-- Brief --
Render the following material again verbatim, leaving nothing out.

(Stored items from a collection)
-- -- --

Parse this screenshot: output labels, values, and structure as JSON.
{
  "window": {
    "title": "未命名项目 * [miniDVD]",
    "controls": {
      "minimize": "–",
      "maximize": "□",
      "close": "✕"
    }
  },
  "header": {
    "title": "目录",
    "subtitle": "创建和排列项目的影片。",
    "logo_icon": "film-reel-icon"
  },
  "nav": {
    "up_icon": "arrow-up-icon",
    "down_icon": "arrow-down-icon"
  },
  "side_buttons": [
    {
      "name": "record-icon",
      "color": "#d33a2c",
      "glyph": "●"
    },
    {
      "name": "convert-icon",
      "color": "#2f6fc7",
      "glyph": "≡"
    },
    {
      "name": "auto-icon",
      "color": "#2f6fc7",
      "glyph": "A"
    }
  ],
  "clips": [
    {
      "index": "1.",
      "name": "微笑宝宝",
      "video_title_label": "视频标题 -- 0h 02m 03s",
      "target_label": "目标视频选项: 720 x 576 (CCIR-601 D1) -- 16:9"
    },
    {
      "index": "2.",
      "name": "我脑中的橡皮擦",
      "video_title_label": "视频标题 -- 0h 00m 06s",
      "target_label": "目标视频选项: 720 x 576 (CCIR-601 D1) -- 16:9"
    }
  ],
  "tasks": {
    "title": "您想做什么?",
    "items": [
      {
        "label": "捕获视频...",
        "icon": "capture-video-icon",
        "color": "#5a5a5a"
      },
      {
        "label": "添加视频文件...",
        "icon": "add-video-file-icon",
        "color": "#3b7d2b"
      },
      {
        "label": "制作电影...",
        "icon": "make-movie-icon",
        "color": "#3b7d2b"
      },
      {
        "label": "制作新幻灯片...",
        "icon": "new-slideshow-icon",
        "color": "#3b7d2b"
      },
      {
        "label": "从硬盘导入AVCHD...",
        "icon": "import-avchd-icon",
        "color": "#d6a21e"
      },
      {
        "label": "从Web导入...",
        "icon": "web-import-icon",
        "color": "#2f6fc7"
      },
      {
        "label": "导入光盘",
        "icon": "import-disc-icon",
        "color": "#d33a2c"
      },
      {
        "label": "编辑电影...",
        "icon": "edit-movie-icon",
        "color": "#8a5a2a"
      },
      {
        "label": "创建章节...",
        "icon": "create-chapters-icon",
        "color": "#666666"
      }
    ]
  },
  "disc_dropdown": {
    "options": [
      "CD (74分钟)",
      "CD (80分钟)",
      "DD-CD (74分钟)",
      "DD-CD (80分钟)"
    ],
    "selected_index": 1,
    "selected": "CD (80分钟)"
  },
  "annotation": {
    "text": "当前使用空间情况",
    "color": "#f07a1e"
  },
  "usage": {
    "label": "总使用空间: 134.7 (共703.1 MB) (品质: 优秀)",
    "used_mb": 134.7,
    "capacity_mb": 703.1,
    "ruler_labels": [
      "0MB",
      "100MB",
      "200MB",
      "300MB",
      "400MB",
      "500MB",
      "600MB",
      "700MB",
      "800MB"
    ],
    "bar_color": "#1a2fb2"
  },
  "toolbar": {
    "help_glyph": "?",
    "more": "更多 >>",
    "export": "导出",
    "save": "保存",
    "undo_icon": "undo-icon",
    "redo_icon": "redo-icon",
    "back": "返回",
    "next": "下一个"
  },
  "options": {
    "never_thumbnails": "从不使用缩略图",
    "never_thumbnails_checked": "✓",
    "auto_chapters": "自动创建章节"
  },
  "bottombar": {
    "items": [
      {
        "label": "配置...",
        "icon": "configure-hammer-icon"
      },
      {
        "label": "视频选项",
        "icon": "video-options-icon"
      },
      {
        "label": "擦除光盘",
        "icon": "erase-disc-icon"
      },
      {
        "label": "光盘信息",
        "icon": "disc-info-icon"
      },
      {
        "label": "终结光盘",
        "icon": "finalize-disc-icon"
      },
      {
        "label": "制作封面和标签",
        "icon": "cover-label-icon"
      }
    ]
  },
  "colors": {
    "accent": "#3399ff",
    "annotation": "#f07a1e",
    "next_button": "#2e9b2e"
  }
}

-- -- --

-- Correct answer --
Parse this screenshot: output labels, values, and structure as JSON.
{
  "window": {
    "title": "未命名项目 * [miniDVD]",
    "controls": {
      "minimize": "–",
      "maximize": "□",
      "close": "✕"
    }
  },
  "header": {
    "title": "目录",
    "subtitle": "创建和排列项目的影片。",
    "logo_icon": "film-reel-icon"
  },
  "nav": {
    "up_icon": "arrow-up-icon",
    "down_icon": "arrow-down-icon"
  },
  "side_buttons": [
    {
      "name": "record-icon",
      "color": "#d33a2c",
      "glyph": "●"
    },
    {
      "name": "convert-icon",
      "color": "#2f6fc7",
      "glyph": "≡"
    },
    {
      "name": "auto-icon",
      "color": "#2f6fc7",
      "glyph": "A"
    }
  ],
  "clips": [
    {
      "index": "1.",
      "name": "微笑宝宝",
      "video_title_label": "视频标题 -- 0h 02m 03s",
      "target_label": "目标视频选项: 720 x 576 (CCIR-601 D1) -- 16:9"
    },
    {
      "index": "2.",
      "name": "我脑中的橡皮擦",
      "video_title_label": "视频标题 -- 0h 00m 06s",
      "target_label": "目标视频选项: 720 x 576 (CCIR-601 D1) -- 16:9"
    }
  ],
  "tasks": {
    "title": "您想做什么?",
    "items": [
      {
        "label": "捕获视频...",
        "icon": "capture-video-icon",
        "color": "#5a5a5a"
      },
      {
        "label": "添加视频文件...",
        "icon": "add-video-file-icon",
        "color": "#3b7d2b"
      },
      {
        "label": "制作电影...",
        "icon": "make-movie-icon",
        "color": "#3b7d2b"
      },
      {
        "label": "制作新幻灯片...",
        "icon": "new-slideshow-icon",
        "color": "#3b7d2b"
      },
      {
        "label": "从硬盘导入AVCHD...",
        "icon": "import-avchd-icon",
        "color": "#d6a21e"
      },
      {
        "label": "从Web导入...",
        "icon": "web-import-icon",
        "color": "#2f6fc7"
      },
      {
        "label": "导入光盘",
        "icon": "import-disc-icon",
        "color": "#d33a2c"
      },
      {
        "label": "编辑电影...",
        "icon": "edit-movie-icon",
        "color": "#8a5a2a"
      },
      {
        "label": "创建章节...",
        "icon": "create-chapters-icon",
        "color": "#666666"
      }
    ]
  },
  "disc_dropdown": {
    "options": [
      "CD (74分钟)",
      "CD (80分钟)",
      "DD-CD (74分钟)",
      "DD-CD (80分钟)"
    ],
    "selected_index": 1,
    "selected": "CD (80分钟)"
  },
  "annotation": {
    "text": "当前使用空间情况",
    "color": "#f07a1e"
  },
  "usage": {
    "label": "总使用空间: 134.7 (共703.1 MB) (品质: 优秀)",
    "used_mb": 134.7,
    "capacity_mb": 703.1,
    "ruler_labels": [
      "0MB",
      "100MB",
      "200MB",
      "300MB",
      "400MB",
      "500MB",
      "600MB",
      "700MB",
      "800MB"
    ],
    "bar_color": "#1a2fb2"
  },
  "toolbar": {
    "help_glyph": "?",
    "more": "更多 >>",
    "export": "导出",
    "save": "保存",
    "undo_icon": "undo-icon",
    "redo_icon": "redo-icon",
    "back": "返回",
    "next": "下一个"
  },
  "options": {
    "never_thumbnails": "从不使用缩略图",
    "never_thumbnails_checked": "✓",
    "auto_chapters": "自动创建章节"
  },
  "bottombar": {
    "items": [
      {
        "label": "配置...",
        "icon": "configure-hammer-icon"
      },
      {
        "label": "视频选项",
        "icon": "video-options-icon"
      },
      {
        "label": "擦除光盘",
        "icon": "erase-disc-icon"
      },
      {
        "label": "光盘信息",
        "icon": "disc-info-icon"
      },
      {
        "label": "终结光盘",
        "icon": "finalize-disc-icon"
      },
      {
        "label": "制作封面和标签",
        "icon": "cover-label-icon"
      }
    ]
  },
  "colors": {
    "accent": "#3399ff",
    "annotation": "#f07a1e",
    "next_button": "#2e9b2e"
  }
}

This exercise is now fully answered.